**Given request**:
Identify and copy all lines of the material where the string "structured" is found.
╭─ Recorded information
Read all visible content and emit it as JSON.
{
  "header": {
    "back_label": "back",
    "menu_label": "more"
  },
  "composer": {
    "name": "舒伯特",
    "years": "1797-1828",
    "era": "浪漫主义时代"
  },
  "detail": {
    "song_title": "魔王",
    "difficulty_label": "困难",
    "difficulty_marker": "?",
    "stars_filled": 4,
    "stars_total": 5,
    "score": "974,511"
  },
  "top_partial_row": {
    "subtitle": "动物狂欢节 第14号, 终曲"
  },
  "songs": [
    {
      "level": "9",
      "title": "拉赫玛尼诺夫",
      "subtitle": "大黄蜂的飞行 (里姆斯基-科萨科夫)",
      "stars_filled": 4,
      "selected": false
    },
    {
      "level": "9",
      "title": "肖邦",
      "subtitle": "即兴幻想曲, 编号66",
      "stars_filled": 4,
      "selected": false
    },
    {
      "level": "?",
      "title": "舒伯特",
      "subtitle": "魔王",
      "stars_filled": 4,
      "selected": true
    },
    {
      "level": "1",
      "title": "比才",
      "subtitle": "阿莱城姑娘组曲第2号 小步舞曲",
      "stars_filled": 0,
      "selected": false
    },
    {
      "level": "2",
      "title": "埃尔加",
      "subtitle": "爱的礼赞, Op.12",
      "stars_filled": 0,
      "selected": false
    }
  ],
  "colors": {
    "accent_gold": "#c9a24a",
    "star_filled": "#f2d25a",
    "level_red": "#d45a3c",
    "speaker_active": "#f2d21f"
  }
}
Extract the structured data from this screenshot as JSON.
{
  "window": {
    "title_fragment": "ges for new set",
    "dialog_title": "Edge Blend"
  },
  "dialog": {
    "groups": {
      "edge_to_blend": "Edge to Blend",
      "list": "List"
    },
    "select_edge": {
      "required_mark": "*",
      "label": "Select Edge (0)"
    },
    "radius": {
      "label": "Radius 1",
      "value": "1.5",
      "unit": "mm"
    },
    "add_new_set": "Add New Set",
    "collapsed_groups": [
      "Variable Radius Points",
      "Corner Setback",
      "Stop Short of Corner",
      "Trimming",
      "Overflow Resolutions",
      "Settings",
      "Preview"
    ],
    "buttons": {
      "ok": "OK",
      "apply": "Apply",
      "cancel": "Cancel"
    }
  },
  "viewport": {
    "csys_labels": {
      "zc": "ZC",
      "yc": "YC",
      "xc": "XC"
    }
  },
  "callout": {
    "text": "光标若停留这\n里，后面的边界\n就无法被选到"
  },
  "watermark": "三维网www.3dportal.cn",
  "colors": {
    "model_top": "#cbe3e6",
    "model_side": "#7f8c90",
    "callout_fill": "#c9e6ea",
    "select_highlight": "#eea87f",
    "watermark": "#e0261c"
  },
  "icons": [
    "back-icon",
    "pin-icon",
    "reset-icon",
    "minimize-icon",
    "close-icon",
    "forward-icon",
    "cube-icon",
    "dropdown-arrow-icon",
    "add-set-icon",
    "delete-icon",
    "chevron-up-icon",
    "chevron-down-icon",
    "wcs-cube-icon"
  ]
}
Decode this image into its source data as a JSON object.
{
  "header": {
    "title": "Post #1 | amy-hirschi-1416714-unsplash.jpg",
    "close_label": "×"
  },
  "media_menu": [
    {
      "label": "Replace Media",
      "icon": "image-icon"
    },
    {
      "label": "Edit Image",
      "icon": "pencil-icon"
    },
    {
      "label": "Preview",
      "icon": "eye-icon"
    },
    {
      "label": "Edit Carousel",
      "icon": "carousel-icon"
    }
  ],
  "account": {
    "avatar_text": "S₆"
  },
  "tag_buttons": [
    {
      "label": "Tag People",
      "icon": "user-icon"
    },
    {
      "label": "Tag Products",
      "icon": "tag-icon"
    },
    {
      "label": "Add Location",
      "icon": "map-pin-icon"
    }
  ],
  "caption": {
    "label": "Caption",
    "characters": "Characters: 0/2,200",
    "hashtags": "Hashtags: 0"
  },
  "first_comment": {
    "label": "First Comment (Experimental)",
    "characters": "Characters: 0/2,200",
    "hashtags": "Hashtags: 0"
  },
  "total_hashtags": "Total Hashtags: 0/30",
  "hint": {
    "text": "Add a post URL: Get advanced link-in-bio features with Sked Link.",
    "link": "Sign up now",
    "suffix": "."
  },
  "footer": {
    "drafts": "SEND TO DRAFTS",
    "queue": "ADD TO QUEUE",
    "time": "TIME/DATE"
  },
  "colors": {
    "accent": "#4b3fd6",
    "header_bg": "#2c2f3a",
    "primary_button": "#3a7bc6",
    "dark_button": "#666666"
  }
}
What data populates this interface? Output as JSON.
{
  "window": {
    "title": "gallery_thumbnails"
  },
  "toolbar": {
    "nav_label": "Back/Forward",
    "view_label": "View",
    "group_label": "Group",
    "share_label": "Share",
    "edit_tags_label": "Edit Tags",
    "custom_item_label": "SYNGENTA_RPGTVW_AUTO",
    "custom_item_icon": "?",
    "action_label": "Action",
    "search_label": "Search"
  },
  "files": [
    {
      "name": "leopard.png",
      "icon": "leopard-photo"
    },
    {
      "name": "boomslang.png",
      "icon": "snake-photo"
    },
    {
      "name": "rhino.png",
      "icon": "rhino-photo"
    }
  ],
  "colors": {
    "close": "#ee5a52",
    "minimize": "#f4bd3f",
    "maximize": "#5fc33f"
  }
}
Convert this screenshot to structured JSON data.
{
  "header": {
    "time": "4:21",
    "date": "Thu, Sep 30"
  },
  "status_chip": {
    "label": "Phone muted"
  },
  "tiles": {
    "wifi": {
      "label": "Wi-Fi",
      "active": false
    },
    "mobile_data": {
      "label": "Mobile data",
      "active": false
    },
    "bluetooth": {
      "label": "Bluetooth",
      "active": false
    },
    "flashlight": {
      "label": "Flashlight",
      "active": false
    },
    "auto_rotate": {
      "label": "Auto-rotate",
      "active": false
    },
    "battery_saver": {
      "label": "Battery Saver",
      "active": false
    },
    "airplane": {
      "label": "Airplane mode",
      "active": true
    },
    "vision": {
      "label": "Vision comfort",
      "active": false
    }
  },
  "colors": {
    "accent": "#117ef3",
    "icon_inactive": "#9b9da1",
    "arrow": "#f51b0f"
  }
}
╰─
**Result below**:
Extract the structured data from this screenshot as JSON.
Convert this screenshot to structured JSON data.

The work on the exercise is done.